Morning Overview

That “unpaid toll” text is a scam, and 10,000 fake sites are behind the flood

Millions of Americans who drive through electronic toll plazas are landing in the crosshairs of a fast-growing text message fraud operation. Federal agencies have documented more than 2,000 complaints since early March 2024 describing nearly identical messages that claim the recipient owes a small unpaid toll balance and must pay immediately through a provided link. The messages are not from any toll authority. They route victims to spoofed payment pages designed to steal credit card numbers and personal data, and the financial damage from text-based scams like these reached $470 million in reported losses during 2024.

Why the toll-text wave hit so hard starting in March 2024

The FBI’s Internet Crime Complaint Center logged more than 2,000 smishing complaints tied to fake toll-payment messages beginning in early March 2024. According to the agency’s public service announcement, which details the pattern of these unpaid toll texts, the reports came from at least three states and described the same playbook: an unsolicited message containing a link to a page built to look like a legitimate toll-agency portal. Once a recipient entered payment details, the operators behind the page captured card numbers, billing addresses, and in some cases driver’s license information.

* Stated exercise *
Continue the article about fake unpaid-toll text scams, picking up after its final sentence. The lines that come next have no part in this work.

* Dataset entries *
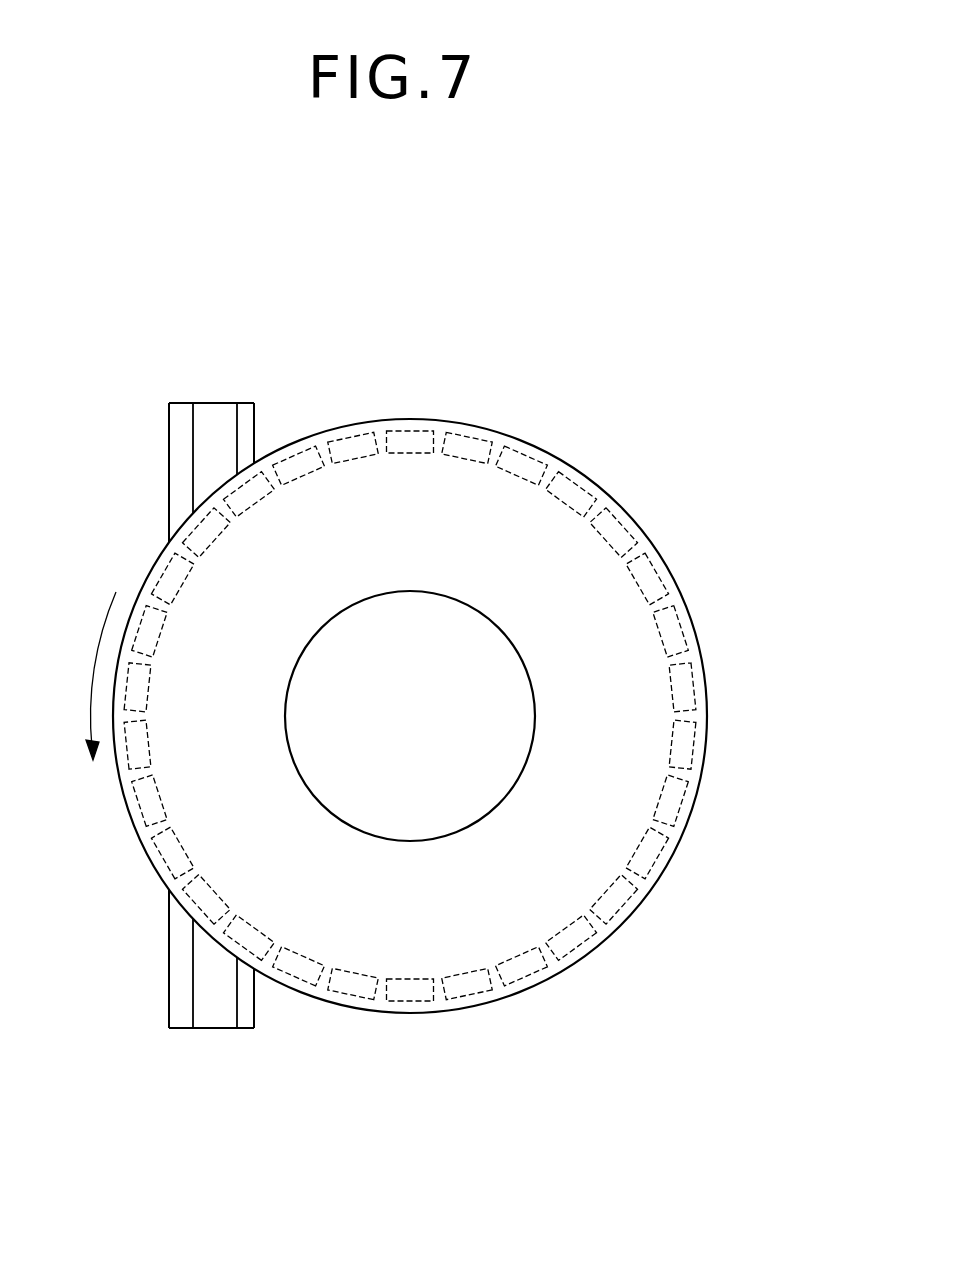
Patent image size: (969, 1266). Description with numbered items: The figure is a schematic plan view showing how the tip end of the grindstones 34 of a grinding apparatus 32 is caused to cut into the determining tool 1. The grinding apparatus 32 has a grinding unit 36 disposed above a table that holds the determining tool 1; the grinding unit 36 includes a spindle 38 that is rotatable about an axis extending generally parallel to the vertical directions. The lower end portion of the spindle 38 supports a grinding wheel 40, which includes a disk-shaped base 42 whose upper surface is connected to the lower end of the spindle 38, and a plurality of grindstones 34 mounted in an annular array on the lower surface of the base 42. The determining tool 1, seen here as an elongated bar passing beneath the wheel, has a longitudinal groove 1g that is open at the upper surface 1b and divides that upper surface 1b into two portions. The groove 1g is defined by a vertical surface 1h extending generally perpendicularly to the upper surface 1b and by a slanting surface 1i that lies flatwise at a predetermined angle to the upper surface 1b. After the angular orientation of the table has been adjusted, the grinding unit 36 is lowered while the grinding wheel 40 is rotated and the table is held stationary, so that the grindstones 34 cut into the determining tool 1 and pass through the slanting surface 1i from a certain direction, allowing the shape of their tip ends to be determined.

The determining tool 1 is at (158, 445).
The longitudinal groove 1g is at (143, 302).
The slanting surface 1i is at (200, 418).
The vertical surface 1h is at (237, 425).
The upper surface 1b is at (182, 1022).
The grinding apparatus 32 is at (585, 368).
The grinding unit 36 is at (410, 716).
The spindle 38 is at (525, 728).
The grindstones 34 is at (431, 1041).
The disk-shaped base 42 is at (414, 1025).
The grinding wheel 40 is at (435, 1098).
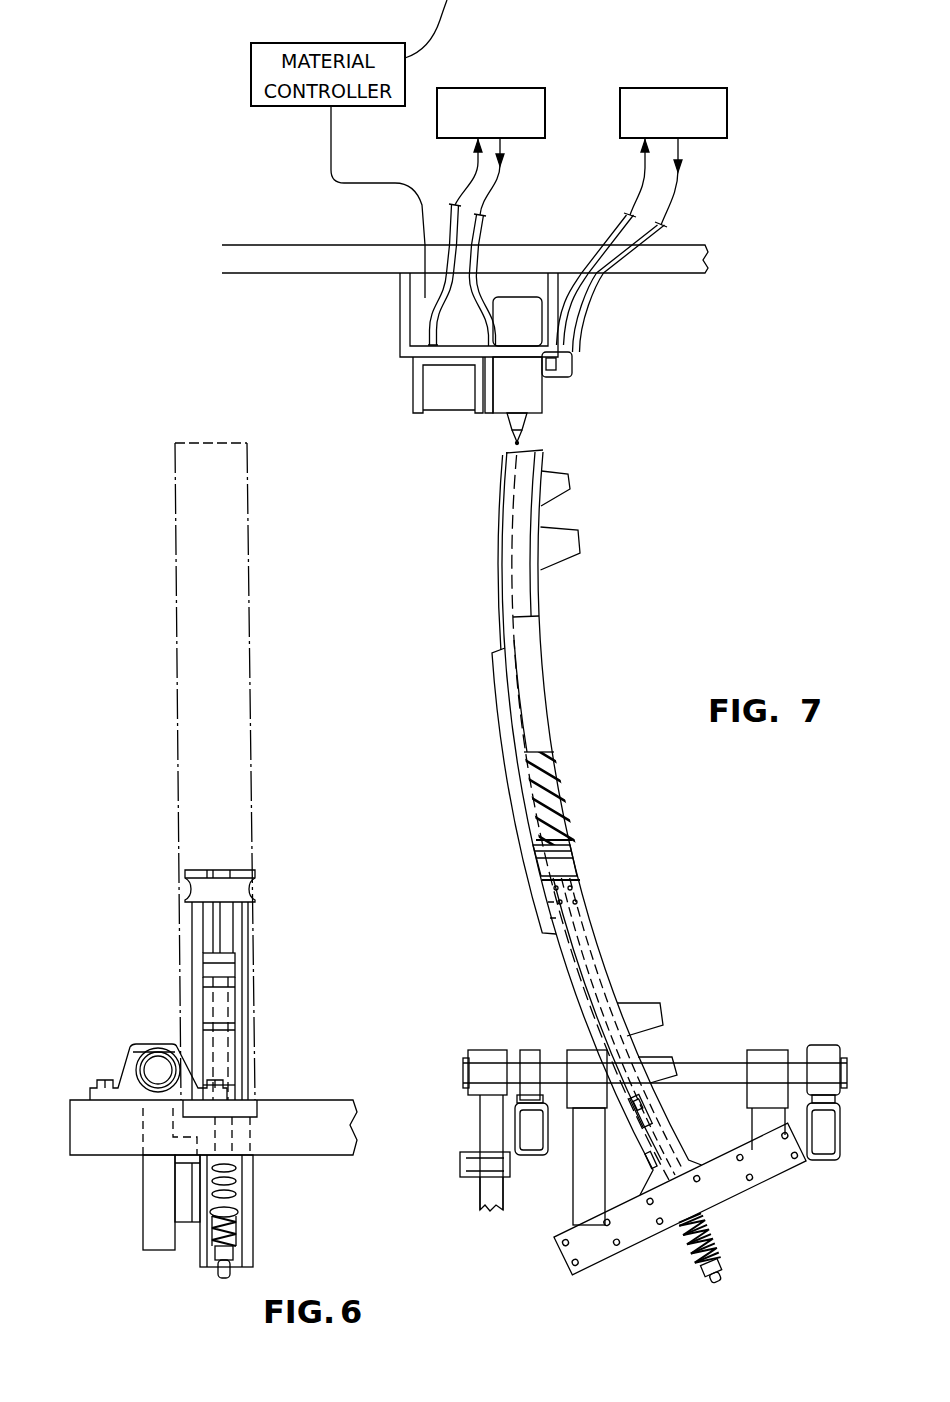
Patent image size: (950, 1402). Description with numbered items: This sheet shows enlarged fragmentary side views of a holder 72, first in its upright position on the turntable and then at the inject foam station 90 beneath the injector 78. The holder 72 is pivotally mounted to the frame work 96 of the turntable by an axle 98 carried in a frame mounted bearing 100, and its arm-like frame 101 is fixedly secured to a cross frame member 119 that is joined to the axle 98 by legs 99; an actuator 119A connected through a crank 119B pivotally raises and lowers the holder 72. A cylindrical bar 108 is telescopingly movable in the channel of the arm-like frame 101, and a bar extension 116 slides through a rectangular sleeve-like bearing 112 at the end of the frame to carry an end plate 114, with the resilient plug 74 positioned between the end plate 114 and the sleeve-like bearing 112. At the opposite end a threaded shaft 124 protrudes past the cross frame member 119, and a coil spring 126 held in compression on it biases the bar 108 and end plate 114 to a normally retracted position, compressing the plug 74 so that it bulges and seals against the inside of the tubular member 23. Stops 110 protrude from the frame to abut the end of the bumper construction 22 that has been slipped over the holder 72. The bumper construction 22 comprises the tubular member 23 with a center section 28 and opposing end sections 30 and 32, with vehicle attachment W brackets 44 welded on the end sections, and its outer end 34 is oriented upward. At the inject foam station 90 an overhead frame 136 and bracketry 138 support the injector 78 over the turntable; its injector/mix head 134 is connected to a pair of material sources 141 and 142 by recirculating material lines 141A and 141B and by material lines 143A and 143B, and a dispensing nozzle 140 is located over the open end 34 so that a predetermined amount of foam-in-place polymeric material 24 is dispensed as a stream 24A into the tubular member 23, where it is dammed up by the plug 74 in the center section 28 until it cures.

==

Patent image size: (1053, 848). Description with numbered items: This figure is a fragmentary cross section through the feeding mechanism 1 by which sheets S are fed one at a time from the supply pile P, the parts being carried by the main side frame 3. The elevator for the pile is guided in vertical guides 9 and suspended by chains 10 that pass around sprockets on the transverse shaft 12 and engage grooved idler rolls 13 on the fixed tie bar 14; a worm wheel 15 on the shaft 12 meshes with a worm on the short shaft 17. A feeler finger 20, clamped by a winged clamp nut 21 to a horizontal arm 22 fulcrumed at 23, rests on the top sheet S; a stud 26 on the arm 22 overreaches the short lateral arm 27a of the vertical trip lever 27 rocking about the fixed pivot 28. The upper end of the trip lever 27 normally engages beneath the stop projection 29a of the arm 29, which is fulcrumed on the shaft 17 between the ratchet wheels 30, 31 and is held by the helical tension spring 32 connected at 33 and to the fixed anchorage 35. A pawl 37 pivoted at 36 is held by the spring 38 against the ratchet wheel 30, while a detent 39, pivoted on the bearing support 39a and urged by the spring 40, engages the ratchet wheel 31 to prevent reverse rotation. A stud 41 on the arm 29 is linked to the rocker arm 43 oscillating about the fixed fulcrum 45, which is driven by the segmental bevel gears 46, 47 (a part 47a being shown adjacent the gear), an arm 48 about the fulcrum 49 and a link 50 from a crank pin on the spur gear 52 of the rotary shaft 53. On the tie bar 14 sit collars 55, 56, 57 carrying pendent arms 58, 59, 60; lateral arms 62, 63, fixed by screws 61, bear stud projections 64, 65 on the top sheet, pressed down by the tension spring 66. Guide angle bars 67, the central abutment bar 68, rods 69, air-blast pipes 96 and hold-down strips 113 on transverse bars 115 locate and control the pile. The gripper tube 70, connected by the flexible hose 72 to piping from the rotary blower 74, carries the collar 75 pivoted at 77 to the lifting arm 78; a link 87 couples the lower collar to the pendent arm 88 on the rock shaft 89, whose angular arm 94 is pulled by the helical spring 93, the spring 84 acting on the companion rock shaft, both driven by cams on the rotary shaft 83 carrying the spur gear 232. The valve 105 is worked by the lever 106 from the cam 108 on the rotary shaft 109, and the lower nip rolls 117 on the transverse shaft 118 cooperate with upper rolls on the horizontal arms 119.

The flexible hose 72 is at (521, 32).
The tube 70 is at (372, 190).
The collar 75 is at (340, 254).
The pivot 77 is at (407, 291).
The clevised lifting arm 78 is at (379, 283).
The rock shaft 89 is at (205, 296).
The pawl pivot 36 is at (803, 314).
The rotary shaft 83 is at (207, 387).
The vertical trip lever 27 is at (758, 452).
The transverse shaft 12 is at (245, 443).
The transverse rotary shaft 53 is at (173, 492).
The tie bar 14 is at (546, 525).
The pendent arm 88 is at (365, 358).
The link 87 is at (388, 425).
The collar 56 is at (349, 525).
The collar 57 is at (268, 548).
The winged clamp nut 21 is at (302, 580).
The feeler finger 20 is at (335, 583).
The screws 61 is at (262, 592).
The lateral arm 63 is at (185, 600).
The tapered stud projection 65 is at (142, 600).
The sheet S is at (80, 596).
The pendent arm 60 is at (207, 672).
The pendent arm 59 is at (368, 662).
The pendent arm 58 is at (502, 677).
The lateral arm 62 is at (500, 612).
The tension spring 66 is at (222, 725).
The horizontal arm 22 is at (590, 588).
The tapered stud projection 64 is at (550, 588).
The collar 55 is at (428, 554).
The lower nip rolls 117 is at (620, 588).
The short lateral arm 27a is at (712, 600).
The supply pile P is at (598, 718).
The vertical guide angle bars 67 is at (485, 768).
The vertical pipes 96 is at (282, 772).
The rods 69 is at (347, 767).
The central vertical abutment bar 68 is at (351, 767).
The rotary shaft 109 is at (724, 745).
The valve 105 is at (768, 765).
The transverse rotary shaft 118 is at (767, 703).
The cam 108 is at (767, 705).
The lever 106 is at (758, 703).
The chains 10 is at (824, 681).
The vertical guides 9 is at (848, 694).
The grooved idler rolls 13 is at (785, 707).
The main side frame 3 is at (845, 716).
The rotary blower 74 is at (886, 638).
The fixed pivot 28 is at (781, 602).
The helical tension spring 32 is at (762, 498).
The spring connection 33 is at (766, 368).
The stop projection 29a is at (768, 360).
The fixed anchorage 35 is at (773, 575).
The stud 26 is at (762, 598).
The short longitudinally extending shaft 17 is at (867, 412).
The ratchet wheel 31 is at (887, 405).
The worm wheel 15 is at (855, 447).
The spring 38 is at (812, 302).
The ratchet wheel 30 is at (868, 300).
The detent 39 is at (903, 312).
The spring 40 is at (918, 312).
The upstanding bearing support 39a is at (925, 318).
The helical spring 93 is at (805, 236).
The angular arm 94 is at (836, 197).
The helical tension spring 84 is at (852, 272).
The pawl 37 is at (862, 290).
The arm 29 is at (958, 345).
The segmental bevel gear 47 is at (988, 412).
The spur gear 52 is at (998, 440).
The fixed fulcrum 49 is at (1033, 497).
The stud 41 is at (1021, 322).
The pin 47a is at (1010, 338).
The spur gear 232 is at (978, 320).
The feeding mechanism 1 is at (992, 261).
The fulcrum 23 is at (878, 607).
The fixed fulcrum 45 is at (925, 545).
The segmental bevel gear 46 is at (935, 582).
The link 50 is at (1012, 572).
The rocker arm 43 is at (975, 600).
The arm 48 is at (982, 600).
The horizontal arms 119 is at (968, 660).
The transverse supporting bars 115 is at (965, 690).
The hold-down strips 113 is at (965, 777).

--

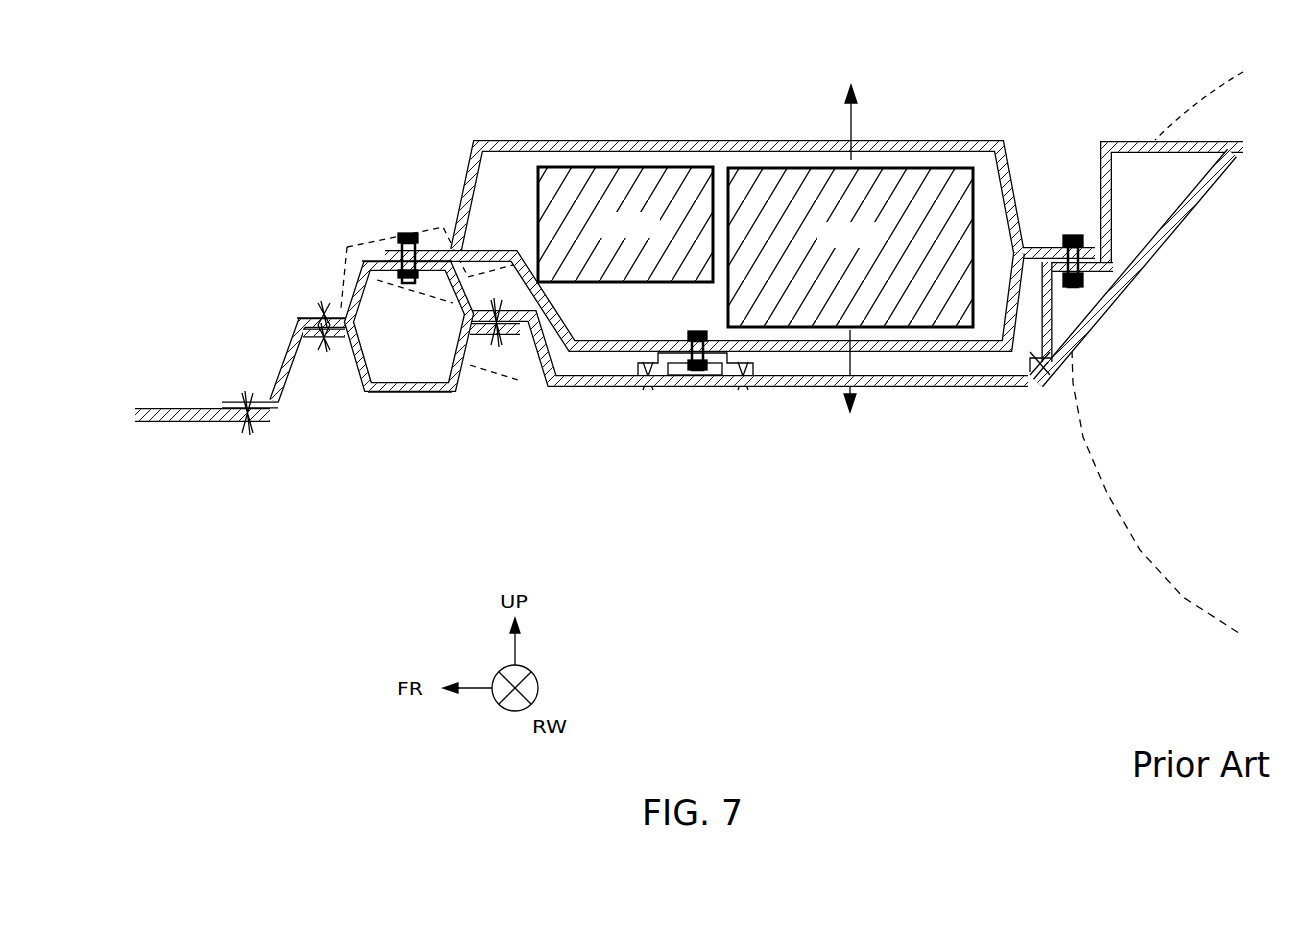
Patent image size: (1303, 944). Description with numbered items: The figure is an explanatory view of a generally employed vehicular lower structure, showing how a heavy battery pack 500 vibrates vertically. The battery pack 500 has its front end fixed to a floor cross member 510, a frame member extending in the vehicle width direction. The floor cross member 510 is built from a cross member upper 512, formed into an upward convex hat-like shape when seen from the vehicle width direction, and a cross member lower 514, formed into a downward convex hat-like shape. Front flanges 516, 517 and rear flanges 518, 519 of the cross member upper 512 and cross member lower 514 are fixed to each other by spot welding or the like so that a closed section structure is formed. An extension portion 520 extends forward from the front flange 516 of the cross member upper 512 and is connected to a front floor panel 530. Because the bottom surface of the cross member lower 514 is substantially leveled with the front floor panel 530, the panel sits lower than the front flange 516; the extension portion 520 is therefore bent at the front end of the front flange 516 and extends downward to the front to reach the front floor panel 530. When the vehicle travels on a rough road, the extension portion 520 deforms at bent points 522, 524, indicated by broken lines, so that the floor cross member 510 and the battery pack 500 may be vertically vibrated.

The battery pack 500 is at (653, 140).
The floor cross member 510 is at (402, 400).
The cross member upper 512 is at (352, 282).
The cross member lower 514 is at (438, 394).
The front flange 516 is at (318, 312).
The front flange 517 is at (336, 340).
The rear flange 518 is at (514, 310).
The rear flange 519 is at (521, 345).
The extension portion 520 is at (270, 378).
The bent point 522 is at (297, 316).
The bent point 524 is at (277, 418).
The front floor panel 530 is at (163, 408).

* Exercise result *
The FBI’s Atlanta field office issued a separate warning after reports surged specifically around Georgia’s Peach Pass system. In that advisory, which focuses on Peach Pass smishing, agents said complaints jumped dramatically starting March 1, 2024, with message wording so consistent across recipients that investigators concluded the texts were generated by an organized operation rather than individual scammers working independently.

One hypothesis for the timing is that scammers gained access to toll-transponder records or vehicle registration data released publicly in multiple states, allowing them to target verified vehicle owners rather than sending messages at random. No federal agency has confirmed that specific mechanism, but the geographic clustering across at least three states and the precision of the lure language point to operators working from structured data rather than blind mass texting. The sheer volume of spoofed sites referenced in security research, sometimes described in the thousands, suggests significant infrastructure investment by the groups behind the campaign.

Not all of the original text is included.